• _Task brief_
Work out how many lines of the data hold the string "инструмента", and reply with that number alone.

Stored records
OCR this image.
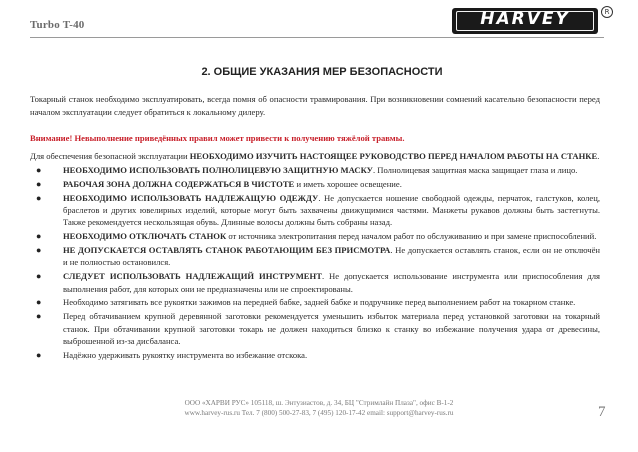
Turbo T-40	HARVEY	R
2. ОБЩИЕ УКАЗАНИЯ МЕР БЕЗОПАСНОСТИ

Токарный станок необходимо эксплуатировать, всегда помня об опасности травмирования. При возникновении сомнений касательно безопасности перед началом эксплуатации следует обратиться к локальному дилеру.

Внимание! Невыполнение приведённых правил может привести к получению тяжёлой травмы.

Для обеспечения безопасной эксплуатации НЕОБХОДИМО ИЗУЧИТЬ НАСТОЯЩЕЕ РУКОВОДСТВО ПЕРЕД НАЧАЛОМ РАБОТЫ НА СТАНКЕ.

●	НЕОБХОДИМО ИСПОЛЬЗОВАТЬ ПОЛНОЛИЦЕВУЮ ЗАЩИТНУЮ МАСКУ. Полнолицевая защитная маска защищает глаза и лицо.
●	РАБОЧАЯ ЗОНА ДОЛЖНА СОДЕРЖАТЬСЯ В ЧИСТОТЕ и иметь хорошее освещение.
●	НЕОБХОДИМО ИСПОЛЬЗОВАТЬ НАДЛЕЖАЩУЮ ОДЕЖДУ. Не допускается ношение свободной одежды, перчаток, галстуков, колец, браслетов и других ювелирных изделий, которые могут быть захвачены движущимися частями. Манжеты рукавов должны быть застегнуты. Также рекомендуется нескользящая обувь. Длинные волосы должны быть собраны назад.
●	НЕОБХОДИМО ОТКЛЮЧАТЬ СТАНОК от источника электропитания перед началом работ по обслуживанию и при замене приспособлений.
●	НЕ ДОПУСКАЕТСЯ ОСТАВЛЯТЬ СТАНОК РАБОТАЮЩИМ БЕЗ ПРИСМОТРА. Не допускается оставлять станок, если он не отключён и не полностью остановился.
●	СЛЕДУЕТ ИСПОЛЬЗОВАТЬ НАДЛЕЖАЩИЙ ИНСТРУМЕНТ. Не допускается использование инструмента или приспособления для выполнения работ, для которых они не предназначены или не спроектированы.
●	Необходимо затягивать все рукоятки зажимов на передней бабке, задней бабке и подручнике перед выполнением работ на токарном станке.
●	Перед обтачиванием крупной деревянной заготовки рекомендуется уменьшить избыток материала перед установкой заготовки на токарный станок. При обтачивании крупной заготовки токарь не должен находиться близко к станку во избежание получения удара от древесины, выброшенной из-за дисбаланса.
●	Надёжно удерживать рукоятку инструмента во избежание отскока.
ООО «ХАРВИ РУС» 105118, ш. Энтузиастов, д. 34, БЦ "Стримлайн Плаза", офис В-1-2
www.harvey-rus.ru Тел. 7 (800) 500-27-83, 7 (495) 120-17-42 email: support@harvey-rus.ru	7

• _Task answer_
2